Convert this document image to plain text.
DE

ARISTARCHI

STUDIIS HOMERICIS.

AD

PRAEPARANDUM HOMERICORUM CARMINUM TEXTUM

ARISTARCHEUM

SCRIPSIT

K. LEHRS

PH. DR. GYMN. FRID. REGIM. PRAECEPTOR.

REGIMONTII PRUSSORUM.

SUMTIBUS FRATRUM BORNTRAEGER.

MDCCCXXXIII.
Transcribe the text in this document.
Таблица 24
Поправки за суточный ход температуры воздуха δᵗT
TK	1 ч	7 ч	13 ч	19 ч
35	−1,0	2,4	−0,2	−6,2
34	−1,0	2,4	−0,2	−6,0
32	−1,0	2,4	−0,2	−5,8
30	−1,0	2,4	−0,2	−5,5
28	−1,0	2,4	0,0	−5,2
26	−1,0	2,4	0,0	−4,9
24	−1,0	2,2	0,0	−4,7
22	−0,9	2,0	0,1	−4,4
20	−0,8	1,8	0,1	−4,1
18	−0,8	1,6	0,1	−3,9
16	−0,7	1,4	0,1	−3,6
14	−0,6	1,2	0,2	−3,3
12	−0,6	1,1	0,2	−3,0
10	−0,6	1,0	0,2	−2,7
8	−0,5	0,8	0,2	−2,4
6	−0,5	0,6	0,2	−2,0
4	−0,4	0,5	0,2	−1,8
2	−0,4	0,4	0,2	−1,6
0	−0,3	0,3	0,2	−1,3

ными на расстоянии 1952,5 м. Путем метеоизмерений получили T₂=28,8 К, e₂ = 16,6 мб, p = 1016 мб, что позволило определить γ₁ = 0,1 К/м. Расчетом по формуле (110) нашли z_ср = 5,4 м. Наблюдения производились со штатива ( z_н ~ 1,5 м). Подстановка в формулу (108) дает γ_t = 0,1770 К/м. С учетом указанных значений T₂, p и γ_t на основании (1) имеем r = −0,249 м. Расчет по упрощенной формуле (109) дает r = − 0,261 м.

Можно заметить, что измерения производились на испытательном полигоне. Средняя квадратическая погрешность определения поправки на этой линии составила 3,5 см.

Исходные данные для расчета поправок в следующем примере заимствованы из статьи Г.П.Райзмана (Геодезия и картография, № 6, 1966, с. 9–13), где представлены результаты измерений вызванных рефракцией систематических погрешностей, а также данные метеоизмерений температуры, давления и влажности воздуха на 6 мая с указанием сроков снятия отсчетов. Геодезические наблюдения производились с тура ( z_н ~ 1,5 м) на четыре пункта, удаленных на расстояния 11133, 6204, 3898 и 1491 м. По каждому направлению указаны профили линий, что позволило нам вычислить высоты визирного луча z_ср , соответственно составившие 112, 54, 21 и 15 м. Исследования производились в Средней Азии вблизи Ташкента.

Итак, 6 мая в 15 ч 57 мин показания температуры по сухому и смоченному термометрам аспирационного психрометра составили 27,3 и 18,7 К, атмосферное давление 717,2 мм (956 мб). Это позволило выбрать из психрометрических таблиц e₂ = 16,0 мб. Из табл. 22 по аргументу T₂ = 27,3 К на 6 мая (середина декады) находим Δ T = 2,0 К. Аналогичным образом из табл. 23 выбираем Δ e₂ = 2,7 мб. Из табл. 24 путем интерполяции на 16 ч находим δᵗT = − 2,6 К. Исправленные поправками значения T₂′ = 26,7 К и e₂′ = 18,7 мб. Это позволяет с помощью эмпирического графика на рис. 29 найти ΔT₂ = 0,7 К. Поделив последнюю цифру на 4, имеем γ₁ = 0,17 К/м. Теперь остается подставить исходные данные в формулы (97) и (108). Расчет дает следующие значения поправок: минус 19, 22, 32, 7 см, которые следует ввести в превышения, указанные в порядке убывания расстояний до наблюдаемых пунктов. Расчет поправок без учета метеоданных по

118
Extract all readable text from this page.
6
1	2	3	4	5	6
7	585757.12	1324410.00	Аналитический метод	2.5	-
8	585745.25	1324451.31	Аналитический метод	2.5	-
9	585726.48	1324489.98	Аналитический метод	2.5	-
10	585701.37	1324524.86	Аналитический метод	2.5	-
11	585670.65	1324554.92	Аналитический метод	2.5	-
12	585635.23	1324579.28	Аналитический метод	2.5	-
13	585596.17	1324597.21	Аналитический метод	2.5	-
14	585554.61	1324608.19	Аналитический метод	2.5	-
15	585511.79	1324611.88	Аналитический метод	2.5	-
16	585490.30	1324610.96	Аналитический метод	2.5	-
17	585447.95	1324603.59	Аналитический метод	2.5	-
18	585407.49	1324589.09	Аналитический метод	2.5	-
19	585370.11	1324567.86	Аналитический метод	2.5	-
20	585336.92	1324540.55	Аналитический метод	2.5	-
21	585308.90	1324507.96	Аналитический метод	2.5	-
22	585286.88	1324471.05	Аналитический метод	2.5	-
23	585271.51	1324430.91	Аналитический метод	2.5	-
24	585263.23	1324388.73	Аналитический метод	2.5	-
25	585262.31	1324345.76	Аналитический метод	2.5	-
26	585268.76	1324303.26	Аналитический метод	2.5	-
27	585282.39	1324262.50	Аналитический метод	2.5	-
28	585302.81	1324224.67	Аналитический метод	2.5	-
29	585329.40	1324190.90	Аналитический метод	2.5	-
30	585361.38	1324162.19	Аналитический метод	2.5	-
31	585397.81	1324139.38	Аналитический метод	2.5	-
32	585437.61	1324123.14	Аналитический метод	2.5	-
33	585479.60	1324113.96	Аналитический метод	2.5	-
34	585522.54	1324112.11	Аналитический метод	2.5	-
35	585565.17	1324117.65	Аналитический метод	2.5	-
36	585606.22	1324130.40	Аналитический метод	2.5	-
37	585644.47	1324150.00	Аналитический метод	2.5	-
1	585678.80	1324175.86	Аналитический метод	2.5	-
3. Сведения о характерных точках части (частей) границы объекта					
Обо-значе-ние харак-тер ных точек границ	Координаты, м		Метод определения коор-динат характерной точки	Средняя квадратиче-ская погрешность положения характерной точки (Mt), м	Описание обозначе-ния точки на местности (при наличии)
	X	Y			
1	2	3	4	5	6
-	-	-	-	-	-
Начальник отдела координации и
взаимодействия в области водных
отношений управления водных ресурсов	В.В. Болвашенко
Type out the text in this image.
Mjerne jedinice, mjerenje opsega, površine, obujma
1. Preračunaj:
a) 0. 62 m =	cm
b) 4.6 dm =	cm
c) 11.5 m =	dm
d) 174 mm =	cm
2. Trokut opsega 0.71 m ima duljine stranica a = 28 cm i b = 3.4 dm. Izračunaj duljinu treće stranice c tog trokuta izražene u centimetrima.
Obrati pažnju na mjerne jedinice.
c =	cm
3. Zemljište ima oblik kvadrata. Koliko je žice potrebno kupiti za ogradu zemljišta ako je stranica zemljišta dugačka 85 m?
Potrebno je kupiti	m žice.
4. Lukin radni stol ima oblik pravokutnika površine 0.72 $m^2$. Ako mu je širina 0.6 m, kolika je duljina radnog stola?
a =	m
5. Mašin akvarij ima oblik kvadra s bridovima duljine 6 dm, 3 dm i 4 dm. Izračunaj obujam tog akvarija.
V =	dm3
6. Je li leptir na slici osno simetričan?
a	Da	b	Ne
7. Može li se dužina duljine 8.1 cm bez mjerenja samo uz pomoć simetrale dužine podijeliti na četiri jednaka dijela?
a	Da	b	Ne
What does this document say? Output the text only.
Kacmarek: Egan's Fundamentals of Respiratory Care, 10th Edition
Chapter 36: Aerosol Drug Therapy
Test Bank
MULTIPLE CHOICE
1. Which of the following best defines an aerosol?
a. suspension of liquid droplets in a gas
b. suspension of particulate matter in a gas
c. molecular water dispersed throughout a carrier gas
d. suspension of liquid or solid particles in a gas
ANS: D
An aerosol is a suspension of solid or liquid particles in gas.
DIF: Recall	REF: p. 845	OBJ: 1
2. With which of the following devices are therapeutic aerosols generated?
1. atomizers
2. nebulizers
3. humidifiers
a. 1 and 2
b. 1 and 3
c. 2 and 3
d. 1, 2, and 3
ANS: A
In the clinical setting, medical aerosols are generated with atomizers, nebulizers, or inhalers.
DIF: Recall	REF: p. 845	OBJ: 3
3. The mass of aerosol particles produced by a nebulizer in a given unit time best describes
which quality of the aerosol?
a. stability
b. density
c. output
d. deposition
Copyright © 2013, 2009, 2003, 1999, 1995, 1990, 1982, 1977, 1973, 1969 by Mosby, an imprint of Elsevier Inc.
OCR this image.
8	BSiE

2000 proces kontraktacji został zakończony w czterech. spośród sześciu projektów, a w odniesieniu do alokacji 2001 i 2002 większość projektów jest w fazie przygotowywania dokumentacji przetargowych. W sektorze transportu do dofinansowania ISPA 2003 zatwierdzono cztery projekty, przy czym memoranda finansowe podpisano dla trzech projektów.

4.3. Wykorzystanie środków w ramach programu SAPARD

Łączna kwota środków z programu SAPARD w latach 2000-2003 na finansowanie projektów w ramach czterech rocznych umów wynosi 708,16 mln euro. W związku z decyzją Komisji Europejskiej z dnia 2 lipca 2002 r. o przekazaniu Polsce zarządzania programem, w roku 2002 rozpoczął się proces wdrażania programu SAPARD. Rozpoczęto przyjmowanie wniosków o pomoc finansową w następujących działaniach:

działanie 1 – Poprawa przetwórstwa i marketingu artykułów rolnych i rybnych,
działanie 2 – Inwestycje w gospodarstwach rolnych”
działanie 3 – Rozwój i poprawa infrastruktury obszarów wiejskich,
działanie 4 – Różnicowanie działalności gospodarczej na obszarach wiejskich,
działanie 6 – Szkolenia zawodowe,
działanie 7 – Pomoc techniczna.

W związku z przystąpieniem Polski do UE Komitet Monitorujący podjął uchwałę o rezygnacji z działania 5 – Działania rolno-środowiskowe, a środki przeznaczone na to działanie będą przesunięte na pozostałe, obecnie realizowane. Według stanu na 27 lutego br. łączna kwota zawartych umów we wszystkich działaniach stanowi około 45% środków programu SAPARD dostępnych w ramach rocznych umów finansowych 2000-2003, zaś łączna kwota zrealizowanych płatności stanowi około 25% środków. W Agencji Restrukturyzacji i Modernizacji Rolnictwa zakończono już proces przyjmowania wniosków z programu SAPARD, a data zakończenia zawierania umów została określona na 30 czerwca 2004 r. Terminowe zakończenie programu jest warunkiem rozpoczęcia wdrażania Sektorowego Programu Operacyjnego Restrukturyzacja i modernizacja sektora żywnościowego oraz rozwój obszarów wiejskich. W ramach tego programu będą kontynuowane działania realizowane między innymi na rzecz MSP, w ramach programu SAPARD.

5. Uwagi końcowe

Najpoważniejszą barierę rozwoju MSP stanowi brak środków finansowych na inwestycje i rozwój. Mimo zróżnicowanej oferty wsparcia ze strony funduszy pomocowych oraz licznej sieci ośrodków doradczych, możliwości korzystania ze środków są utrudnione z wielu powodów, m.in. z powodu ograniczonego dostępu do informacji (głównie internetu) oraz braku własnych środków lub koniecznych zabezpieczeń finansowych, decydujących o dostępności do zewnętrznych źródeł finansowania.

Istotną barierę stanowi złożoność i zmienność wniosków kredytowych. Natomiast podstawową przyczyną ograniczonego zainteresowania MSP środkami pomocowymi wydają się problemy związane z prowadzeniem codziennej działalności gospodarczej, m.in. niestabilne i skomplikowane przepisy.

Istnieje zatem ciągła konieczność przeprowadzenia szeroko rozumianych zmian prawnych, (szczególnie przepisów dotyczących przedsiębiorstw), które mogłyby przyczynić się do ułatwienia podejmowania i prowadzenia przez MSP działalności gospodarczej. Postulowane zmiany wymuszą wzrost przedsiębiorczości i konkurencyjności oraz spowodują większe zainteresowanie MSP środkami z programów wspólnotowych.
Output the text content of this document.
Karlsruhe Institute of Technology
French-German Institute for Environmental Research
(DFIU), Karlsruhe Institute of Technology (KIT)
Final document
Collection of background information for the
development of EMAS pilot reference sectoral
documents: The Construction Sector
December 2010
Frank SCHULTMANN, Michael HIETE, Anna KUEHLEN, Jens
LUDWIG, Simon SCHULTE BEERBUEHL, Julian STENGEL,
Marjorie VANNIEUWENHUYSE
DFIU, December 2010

******

*Stated exercise*.
Your answer should be a single number: the count of lines in these records that hold the string "površine".

*Solution to the problem*.
2